- _Aim of the exercise_
Copy out the entries exactly, from the first line to the last.

____ The records

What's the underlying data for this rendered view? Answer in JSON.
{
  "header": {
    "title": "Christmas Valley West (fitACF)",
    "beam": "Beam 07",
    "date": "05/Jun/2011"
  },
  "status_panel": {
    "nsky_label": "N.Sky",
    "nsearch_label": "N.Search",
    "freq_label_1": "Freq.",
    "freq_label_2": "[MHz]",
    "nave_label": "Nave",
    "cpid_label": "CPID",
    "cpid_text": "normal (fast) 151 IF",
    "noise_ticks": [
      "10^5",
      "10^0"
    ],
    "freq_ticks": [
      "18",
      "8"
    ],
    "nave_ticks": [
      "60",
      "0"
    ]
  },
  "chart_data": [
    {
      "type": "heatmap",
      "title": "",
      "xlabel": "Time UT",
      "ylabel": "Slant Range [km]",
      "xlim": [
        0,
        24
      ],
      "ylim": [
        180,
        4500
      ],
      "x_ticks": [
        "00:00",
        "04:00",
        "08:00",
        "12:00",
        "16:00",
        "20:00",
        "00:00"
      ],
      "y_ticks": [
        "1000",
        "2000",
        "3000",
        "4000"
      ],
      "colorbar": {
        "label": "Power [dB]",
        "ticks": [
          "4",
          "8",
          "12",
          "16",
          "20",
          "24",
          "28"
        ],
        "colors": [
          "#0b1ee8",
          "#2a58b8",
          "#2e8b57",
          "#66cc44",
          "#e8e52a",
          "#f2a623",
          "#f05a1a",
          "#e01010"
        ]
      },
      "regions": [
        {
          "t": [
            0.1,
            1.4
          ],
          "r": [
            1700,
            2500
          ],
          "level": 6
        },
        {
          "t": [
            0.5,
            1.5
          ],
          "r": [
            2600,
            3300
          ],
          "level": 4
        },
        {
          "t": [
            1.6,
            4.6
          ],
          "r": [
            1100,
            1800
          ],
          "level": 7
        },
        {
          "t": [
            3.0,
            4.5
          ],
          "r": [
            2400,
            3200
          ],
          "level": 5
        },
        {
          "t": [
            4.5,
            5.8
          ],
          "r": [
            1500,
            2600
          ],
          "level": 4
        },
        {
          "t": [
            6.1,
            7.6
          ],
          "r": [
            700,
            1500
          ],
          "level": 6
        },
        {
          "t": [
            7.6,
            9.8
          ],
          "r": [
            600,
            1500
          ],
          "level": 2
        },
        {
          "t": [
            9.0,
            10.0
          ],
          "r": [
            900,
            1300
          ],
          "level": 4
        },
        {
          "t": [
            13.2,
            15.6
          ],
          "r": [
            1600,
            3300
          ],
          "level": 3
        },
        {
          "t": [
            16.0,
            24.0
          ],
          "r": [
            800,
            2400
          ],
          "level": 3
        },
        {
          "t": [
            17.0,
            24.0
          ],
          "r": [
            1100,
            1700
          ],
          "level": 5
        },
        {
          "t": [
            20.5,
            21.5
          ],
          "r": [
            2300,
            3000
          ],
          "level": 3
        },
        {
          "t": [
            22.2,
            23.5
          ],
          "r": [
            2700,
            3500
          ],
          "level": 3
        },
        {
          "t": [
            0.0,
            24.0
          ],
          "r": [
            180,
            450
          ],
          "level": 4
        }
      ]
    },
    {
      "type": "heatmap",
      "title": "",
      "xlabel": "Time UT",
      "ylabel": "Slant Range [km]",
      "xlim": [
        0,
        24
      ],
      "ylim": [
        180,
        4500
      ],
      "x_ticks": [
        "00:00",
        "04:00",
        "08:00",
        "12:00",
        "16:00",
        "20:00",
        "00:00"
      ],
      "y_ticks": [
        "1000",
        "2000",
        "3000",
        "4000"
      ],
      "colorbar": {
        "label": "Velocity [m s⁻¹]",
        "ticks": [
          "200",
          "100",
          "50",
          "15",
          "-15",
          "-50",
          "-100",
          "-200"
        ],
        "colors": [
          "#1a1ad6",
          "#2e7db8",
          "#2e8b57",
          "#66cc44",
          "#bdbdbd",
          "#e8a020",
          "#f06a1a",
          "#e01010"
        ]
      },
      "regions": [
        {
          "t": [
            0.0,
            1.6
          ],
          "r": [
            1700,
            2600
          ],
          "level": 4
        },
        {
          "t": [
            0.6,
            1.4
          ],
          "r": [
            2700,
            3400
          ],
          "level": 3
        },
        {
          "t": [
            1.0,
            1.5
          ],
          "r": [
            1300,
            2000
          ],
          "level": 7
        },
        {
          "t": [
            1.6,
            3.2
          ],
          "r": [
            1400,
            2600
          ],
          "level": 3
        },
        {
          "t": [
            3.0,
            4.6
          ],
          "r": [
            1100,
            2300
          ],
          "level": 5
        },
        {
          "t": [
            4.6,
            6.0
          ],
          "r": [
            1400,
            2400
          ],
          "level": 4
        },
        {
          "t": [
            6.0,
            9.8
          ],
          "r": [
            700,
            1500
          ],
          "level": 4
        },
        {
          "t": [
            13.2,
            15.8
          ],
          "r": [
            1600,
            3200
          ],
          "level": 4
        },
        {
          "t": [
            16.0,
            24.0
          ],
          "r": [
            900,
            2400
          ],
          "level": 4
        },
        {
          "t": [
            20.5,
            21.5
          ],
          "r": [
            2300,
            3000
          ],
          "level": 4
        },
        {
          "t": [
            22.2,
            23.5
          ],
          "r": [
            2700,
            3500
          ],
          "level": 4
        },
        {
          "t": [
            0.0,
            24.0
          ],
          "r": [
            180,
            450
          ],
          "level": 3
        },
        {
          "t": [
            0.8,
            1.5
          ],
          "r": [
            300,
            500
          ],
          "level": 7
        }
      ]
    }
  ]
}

________

- _Final result_
What's the underlying data for this rendered view? Answer in JSON.
{
  "header": {
    "title": "Christmas Valley West (fitACF)",
    "beam": "Beam 07",
    "date": "05/Jun/2011"
  },
  "status_panel": {
    "nsky_label": "N.Sky",
    "nsearch_label": "N.Search",
    "freq_label_1": "Freq.",
    "freq_label_2": "[MHz]",
    "nave_label": "Nave",
    "cpid_label": "CPID",
    "cpid_text": "normal (fast) 151 IF",
    "noise_ticks": [
      "10^5",
      "10^0"
    ],
    "freq_ticks": [
      "18",
      "8"
    ],
    "nave_ticks": [
      "60",
      "0"
    ]
  },
  "chart_data": [
    {
      "type": "heatmap",
      "title": "",
      "xlabel": "Time UT",
      "ylabel": "Slant Range [km]",
      "xlim": [
        0,
        24
      ],
      "ylim": [
        180,
        4500
      ],
      "x_ticks": [
        "00:00",
        "04:00",
        "08:00",
        "12:00",
        "16:00",
        "20:00",
        "00:00"
      ],
      "y_ticks": [
        "1000",
        "2000",
        "3000",
        "4000"
      ],
      "colorbar": {
        "label": "Power [dB]",
        "ticks": [
          "4",
          "8",
          "12",
          "16",
          "20",
          "24",
          "28"
        ],
        "colors": [
          "#0b1ee8",
          "#2a58b8",
          "#2e8b57",
          "#66cc44",
          "#e8e52a",
          "#f2a623",
          "#f05a1a",
          "#e01010"
        ]
      },
      "regions": [
        {
          "t": [
            0.1,
            1.4
          ],
          "r": [
            1700,
            2500
          ],
          "level": 6
        },
        {
          "t": [
            0.5,
            1.5
          ],
          "r": [
            2600,
            3300
          ],
          "level": 4
        },
        {
          "t": [
            1.6,
            4.6
          ],
          "r": [
            1100,
            1800
          ],
          "level": 7
        },
        {
          "t": [
            3.0,
            4.5
          ],
          "r": [
            2400,
            3200
          ],
          "level": 5
        },
        {
          "t": [
            4.5,
            5.8
          ],
          "r": [
            1500,
            2600
          ],
          "level": 4
        },
        {
          "t": [
            6.1,
            7.6
          ],
          "r": [
            700,
            1500
          ],
          "level": 6
        },
        {
          "t": [
            7.6,
            9.8
          ],
          "r": [
            600,
            1500
          ],
          "level": 2
        },
        {
          "t": [
            9.0,
            10.0
          ],
          "r": [
            900,
            1300
          ],
          "level": 4
        },
        {
          "t": [
            13.2,
            15.6
          ],
          "r": [
            1600,
            3300
          ],
          "level": 3
        },
        {
          "t": [
            16.0,
            24.0
          ],
          "r": [
            800,
            2400
          ],
          "level": 3
        },
        {
          "t": [
            17.0,
            24.0
          ],
          "r": [
            1100,
            1700
          ],
          "level": 5
        },
        {
          "t": [
            20.5,
            21.5
          ],
          "r": [
            2300,
            3000
          ],
          "level": 3
        },
        {
          "t": [
            22.2,
            23.5
          ],
          "r": [
            2700,
            3500
          ],
          "level": 3
        },
        {
          "t": [
            0.0,
            24.0
          ],
          "r": [
            180,
            450
          ],
          "level": 4
        }
      ]
    },
    {
      "type": "heatmap",
      "title": "",
      "xlabel": "Time UT",
      "ylabel": "Slant Range [km]",
      "xlim": [
        0,
        24
      ],
      "ylim": [
        180,
        4500
      ],
      "x_ticks": [
        "00:00",
        "04:00",
        "08:00",
        "12:00",
        "16:00",
        "20:00",
        "00:00"
      ],
      "y_ticks": [
        "1000",
        "2000",
        "3000",
        "4000"
      ],
      "colorbar": {
        "label": "Velocity [m s⁻¹]",
        "ticks": [
          "200",
          "100",
          "50",
          "15",
          "-15",
          "-50",
          "-100",
          "-200"
        ],
        "colors": [
          "#1a1ad6",
          "#2e7db8",
          "#2e8b57",
          "#66cc44",
          "#bdbdbd",
          "#e8a020",
          "#f06a1a",
          "#e01010"
        ]
      },
      "regions": [
        {
          "t": [
            0.0,
            1.6
          ],
          "r": [
            1700,
            2600
          ],
          "level": 4
        },
        {
          "t": [
            0.6,
            1.4
          ],
          "r": [
            2700,
            3400
          ],
          "level": 3
        },
        {
          "t": [
            1.0,
            1.5
          ],
          "r": [
            1300,
            2000
          ],
          "level": 7
        },
        {
          "t": [
            1.6,
            3.2
          ],
          "r": [
            1400,
            2600
          ],
          "level": 3
        },
        {
          "t": [
            3.0,
            4.6
          ],
          "r": [
            1100,
            2300
          ],
          "level": 5
        },
        {
          "t": [
            4.6,
            6.0
          ],
          "r": [
            1400,
            2400
          ],
          "level": 4
        },
        {
          "t": [
            6.0,
            9.8
          ],
          "r": [
            700,
            1500
          ],
          "level": 4
        },
        {
          "t": [
            13.2,
            15.8
          ],
          "r": [
            1600,
            3200
          ],
          "level": 4
        },
        {
          "t": [
            16.0,
            24.0
          ],
          "r": [
            900,
            2400
          ],
          "level": 4
        },
        {
          "t": [
            20.5,
            21.5
          ],
          "r": [
            2300,
            3000
          ],
          "level": 4
        },
        {
          "t": [
            22.2,
            23.5
          ],
          "r": [
            2700,
            3500
          ],
          "level": 4
        },
        {
          "t": [
            0.0,
            24.0
          ],
          "r": [
            180,
            450
          ],
          "level": 3
        },
        {
          "t": [
            0.8,
            1.5
          ],
          "r": [
            300,
            500
          ],
          "level": 7
        }
      ]
    }
  ]
}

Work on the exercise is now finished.